# What you should do
Go through the listing and copy each line with the string "либо".

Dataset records
++++++++++++++++++++

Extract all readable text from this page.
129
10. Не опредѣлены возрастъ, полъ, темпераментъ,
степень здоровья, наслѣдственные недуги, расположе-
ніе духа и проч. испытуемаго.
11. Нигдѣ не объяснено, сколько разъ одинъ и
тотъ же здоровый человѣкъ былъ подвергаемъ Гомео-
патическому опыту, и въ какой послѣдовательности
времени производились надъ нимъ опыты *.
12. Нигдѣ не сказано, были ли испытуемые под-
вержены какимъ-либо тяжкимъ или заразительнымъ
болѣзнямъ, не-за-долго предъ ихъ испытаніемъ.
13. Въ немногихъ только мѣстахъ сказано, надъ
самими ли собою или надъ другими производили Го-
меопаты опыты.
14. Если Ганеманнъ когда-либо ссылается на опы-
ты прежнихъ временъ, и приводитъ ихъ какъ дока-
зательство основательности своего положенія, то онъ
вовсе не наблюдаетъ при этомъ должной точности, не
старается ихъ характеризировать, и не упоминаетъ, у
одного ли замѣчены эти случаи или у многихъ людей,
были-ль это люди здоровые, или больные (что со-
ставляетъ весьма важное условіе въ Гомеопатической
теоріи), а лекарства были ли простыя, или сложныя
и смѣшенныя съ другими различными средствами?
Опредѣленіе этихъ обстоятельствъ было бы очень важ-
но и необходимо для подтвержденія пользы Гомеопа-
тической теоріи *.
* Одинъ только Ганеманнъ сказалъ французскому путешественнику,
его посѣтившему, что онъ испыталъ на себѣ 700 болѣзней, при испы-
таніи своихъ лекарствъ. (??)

++++++++++++++++++++

# Result of this task
вержены какимъ-либо тяжкимъ или заразительнымъ
14. Если Ганеманнъ когда-либо ссылается на опы-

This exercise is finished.